Stated exercise: Which lines include the word "январь"? Copy each of them.

Information given:
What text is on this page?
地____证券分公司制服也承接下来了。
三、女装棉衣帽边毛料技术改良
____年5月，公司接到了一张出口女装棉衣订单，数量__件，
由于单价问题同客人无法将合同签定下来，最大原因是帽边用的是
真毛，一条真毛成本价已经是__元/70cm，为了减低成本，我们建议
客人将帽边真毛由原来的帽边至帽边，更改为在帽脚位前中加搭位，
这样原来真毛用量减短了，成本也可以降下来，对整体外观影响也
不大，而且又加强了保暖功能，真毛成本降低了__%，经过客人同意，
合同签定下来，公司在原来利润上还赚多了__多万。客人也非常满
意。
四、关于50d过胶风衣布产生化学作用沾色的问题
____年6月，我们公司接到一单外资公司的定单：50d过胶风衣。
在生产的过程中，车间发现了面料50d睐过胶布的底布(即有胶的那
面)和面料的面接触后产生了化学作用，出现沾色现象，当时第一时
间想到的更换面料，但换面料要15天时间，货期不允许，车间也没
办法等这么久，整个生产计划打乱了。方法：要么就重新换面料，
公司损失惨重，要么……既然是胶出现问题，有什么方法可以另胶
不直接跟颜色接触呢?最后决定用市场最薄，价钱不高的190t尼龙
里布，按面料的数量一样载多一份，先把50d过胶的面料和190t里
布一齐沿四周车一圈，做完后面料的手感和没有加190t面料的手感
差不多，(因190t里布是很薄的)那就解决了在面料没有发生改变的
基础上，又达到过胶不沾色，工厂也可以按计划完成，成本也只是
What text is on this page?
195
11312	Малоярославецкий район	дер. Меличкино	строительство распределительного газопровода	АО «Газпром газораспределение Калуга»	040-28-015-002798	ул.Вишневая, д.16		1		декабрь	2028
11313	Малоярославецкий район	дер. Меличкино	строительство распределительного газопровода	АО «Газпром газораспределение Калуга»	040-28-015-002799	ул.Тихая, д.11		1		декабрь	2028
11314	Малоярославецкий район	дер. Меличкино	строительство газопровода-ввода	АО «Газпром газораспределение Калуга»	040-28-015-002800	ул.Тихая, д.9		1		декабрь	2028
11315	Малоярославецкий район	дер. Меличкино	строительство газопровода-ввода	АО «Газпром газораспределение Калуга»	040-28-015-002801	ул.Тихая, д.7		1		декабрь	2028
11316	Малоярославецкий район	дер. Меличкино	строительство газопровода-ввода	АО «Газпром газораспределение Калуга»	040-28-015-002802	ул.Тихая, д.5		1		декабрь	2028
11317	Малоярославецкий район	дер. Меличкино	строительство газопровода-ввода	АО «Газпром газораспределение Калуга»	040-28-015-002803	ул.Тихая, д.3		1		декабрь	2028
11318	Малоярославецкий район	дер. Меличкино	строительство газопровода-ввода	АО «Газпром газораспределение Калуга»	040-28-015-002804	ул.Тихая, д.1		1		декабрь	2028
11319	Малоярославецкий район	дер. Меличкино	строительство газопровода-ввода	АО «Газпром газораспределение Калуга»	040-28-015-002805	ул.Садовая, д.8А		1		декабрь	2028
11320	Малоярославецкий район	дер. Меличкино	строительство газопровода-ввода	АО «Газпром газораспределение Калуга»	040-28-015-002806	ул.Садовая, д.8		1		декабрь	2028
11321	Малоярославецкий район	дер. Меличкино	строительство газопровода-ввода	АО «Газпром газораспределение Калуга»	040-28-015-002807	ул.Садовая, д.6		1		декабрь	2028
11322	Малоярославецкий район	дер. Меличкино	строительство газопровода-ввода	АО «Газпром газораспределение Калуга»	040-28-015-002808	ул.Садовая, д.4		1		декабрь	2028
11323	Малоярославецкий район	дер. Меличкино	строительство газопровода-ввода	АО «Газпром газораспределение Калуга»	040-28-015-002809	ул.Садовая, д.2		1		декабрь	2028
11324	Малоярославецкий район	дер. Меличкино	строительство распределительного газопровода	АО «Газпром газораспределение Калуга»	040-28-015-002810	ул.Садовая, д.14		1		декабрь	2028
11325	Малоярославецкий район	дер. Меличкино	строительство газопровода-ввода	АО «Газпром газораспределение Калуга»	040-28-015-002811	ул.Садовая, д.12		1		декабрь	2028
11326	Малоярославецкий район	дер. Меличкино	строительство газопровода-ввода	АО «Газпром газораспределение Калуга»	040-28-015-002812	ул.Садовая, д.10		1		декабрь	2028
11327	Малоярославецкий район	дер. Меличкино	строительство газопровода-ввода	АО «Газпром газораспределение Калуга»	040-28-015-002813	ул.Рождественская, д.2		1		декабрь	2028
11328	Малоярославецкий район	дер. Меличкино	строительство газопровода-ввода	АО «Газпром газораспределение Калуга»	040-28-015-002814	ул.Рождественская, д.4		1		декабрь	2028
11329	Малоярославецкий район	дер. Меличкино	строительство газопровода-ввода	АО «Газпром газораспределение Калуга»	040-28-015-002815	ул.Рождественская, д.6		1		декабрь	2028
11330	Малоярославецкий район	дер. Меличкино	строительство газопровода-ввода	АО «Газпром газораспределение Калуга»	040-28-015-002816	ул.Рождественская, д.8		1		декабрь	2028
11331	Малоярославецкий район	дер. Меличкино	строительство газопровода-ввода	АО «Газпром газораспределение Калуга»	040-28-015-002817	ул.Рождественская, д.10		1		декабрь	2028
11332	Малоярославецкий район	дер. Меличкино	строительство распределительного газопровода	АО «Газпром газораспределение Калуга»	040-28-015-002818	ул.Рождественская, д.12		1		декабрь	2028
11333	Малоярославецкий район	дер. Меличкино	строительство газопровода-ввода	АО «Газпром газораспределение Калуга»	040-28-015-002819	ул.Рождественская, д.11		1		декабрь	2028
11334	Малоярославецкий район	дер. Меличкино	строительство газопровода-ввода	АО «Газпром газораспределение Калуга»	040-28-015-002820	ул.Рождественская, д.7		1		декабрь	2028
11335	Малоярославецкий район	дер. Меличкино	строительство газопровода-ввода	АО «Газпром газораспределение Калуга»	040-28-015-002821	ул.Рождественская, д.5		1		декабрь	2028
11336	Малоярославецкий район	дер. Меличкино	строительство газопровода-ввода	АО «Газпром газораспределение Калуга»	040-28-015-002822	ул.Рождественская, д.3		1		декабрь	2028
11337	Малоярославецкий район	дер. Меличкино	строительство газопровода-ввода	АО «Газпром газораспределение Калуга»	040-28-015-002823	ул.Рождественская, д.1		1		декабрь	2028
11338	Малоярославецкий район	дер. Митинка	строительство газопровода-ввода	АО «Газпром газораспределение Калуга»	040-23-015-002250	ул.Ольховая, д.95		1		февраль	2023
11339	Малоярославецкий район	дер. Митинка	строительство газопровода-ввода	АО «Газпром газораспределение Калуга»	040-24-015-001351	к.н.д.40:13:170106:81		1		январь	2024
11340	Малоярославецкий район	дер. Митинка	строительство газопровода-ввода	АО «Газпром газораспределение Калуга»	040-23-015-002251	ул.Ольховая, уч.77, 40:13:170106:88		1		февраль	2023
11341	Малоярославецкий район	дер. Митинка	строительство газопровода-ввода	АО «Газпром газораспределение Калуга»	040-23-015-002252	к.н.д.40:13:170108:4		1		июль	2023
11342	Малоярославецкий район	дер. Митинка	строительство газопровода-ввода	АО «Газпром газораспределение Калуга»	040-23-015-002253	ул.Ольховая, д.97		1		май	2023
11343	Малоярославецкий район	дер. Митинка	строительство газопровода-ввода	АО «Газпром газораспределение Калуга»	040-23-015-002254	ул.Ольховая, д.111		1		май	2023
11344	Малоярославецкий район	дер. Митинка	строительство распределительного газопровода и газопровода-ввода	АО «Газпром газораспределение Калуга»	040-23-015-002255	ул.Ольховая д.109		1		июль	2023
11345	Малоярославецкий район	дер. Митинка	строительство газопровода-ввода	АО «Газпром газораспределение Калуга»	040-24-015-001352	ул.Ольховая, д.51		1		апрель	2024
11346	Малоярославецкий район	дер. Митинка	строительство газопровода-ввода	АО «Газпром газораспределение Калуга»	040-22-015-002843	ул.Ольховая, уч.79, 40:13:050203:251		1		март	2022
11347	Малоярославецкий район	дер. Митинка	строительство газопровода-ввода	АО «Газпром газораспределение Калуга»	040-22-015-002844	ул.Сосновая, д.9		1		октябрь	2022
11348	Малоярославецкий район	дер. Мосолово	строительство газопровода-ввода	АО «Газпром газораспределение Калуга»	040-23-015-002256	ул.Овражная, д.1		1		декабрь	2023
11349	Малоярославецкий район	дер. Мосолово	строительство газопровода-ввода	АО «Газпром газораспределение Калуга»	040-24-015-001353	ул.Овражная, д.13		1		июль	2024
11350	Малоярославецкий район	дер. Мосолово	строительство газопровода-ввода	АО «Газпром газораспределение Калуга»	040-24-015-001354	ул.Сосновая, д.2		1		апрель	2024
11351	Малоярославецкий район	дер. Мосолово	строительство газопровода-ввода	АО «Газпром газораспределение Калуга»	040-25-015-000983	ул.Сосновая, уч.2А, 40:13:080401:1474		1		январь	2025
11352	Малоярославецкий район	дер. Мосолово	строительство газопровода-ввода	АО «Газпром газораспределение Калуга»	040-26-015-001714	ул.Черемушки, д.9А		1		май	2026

Written solution:
11339	Малоярославецкий район	дер. Митинка	строительство газопровода-ввода	АО «Газпром газораспределение Калуга»	040-24-015-001351	к.н.д.40:13:170106:81		1		январь	2024
11351	Малоярославецкий район	дер. Мосолово	строительство газопровода-ввода	АО «Газпром газораспределение Калуга»	040-25-015-000983	ул.Сосновая, уч.2А, 40:13:080401:1474		1		январь	2025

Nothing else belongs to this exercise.